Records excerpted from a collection

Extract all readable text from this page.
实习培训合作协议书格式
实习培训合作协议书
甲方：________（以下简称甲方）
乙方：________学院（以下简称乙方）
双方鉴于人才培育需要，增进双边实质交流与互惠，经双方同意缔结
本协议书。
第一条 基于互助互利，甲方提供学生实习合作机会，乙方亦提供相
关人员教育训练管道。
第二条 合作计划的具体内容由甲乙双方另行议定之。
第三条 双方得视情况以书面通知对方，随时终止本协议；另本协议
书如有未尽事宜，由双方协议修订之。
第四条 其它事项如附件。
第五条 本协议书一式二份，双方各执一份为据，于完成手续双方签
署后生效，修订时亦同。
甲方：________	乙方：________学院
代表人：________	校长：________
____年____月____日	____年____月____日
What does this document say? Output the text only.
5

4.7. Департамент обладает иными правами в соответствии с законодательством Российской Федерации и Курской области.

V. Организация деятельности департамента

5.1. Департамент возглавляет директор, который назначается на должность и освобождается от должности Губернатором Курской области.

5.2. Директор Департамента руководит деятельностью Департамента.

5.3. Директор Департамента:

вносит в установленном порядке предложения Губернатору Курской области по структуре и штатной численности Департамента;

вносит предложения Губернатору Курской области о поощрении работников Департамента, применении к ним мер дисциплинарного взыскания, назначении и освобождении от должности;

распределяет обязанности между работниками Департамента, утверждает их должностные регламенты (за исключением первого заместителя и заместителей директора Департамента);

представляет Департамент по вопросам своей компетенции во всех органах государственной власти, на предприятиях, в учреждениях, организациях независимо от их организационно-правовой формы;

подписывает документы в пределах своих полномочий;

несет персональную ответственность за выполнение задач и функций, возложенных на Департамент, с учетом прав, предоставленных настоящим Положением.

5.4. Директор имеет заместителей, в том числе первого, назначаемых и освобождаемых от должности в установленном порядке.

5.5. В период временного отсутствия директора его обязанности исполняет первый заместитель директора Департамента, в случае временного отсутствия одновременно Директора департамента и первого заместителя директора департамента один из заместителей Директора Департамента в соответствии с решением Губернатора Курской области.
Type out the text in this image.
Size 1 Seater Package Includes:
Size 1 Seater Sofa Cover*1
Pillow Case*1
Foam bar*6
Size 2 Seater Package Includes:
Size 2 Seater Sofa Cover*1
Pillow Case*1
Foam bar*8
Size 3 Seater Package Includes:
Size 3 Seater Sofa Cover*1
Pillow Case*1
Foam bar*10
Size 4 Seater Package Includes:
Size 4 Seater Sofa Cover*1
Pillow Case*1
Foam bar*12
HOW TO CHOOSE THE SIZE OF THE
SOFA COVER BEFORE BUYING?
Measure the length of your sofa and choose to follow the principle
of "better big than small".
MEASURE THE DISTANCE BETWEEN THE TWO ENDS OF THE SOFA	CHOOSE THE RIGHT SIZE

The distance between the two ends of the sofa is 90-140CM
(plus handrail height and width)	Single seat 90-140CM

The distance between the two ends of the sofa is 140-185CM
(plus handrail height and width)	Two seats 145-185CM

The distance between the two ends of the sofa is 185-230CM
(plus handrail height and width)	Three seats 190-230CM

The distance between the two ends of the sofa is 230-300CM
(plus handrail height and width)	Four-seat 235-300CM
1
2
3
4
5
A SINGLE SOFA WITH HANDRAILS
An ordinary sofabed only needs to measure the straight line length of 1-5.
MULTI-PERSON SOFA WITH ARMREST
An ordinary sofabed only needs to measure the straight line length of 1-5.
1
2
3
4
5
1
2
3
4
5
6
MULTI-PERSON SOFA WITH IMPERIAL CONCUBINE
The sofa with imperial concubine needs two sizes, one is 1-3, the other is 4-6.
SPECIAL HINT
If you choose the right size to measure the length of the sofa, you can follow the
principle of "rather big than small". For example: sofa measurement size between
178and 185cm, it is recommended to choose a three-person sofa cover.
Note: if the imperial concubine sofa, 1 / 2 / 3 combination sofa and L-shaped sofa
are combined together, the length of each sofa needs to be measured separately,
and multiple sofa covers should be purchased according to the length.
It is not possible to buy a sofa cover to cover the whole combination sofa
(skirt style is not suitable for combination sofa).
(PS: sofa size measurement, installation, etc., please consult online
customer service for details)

Task prompt
Print every record above exactly as written.

Exercise response
Extract all readable text from this page.
实习培训合作协议书格式
实习培训合作协议书
甲方：________（以下简称甲方）
乙方：________学院（以下简称乙方）
双方鉴于人才培育需要，增进双边实质交流与互惠，经双方同意缔结
本协议书。
第一条 基于互助互利，甲方提供学生实习合作机会，乙方亦提供相
关人员教育训练管道。
第二条 合作计划的具体内容由甲乙双方另行议定之。
第三条 双方得视情况以书面通知对方，随时终止本协议；另本协议
书如有未尽事宜，由双方协议修订之。
第四条 其它事项如附件。
第五条 本协议书一式二份，双方各执一份为据，于完成手续双方签
署后生效，修订时亦同。
甲方：________	乙方：________学院
代表人：________	校长：________
____年____月____日	____年____月____日
What does this document say? Output the text only.
5

4.7. Департамент обладает иными правами в соответствии с законодательством Российской Федерации и Курской области.

V. Организация деятельности департамента

5.1. Департамент возглавляет директор, который назначается на должность и освобождается от должности Губернатором Курской области.

5.2. Директор Департамента руководит деятельностью Департамента.

5.3. Директор Департамента:

вносит в установленном порядке предложения Губернатору Курской области по структуре и штатной численности Департамента;

вносит предложения Губернатору Курской области о поощрении работников Департамента, применении к ним мер дисциплинарного взыскания, назначении и освобождении от должности;

распределяет обязанности между работниками Департамента, утверждает их должностные регламенты (за исключением первого заместителя и заместителей директора Департамента);

представляет Департамент по вопросам своей компетенции во всех органах государственной власти, на предприятиях, в учреждениях, организациях независимо от их организационно-правовой формы;

подписывает документы в пределах своих полномочий;

несет персональную ответственность за выполнение задач и функций, возложенных на Департамент, с учетом прав, предоставленных настоящим Положением.

5.4. Директор имеет заместителей, в том числе первого, назначаемых и освобождаемых от должности в установленном порядке.

5.5. В период временного отсутствия директора его обязанности исполняет первый заместитель директора Департамента, в случае временного отсутствия одновременно Директора департамента и первого заместителя директора департамента один из заместителей Директора Департамента в соответствии с решением Губернатора Курской области.
Type out the text in this image.
Size 1 Seater Package Includes:
Size 1 Seater Sofa Cover*1
Pillow Case*1
Foam bar*6
Size 2 Seater Package Includes:
Size 2 Seater Sofa Cover*1
Pillow Case*1
Foam bar*8
Size 3 Seater Package Includes:
Size 3 Seater Sofa Cover*1
Pillow Case*1
Foam bar*10
Size 4 Seater Package Includes:
Size 4 Seater Sofa Cover*1
Pillow Case*1
Foam bar*12
HOW TO CHOOSE THE SIZE OF THE
SOFA COVER BEFORE BUYING?
Measure the length of your sofa and choose to follow the principle
of "better big than small".
MEASURE THE DISTANCE BETWEEN THE TWO ENDS OF THE SOFA	CHOOSE THE RIGHT SIZE

The distance between the two ends of the sofa is 90-140CM
(plus handrail height and width)	Single seat 90-140CM

The distance between the two ends of the sofa is 140-185CM
(plus handrail height and width)	Two seats 145-185CM

The distance between the two ends of the sofa is 185-230CM
(plus handrail height and width)	Three seats 190-230CM

The distance between the two ends of the sofa is 230-300CM
(plus handrail height and width)	Four-seat 235-300CM
1
2
3
4
5
A SINGLE SOFA WITH HANDRAILS
An ordinary sofabed only needs to measure the straight line length of 1-5.
MULTI-PERSON SOFA WITH ARMREST
An ordinary sofabed only needs to measure the straight line length of 1-5.
1
2
3
4
5
1
2
3
4
5
6
MULTI-PERSON SOFA WITH IMPERIAL CONCUBINE
The sofa with imperial concubine needs two sizes, one is 1-3, the other is 4-6.
SPECIAL HINT
If you choose the right size to measure the length of the sofa, you can follow the
principle of "rather big than small". For example: sofa measurement size between
178and 185cm, it is recommended to choose a three-person sofa cover.
Note: if the imperial concubine sofa, 1 / 2 / 3 combination sofa and L-shaped sofa
are combined together, the length of each sofa needs to be measured separately,
and multiple sofa covers should be purchased according to the length.
It is not possible to buy a sofa cover to cover the whole combination sofa
(skirt style is not suitable for combination sofa).
(PS: sofa size measurement, installation, etc., please consult online
customer service for details)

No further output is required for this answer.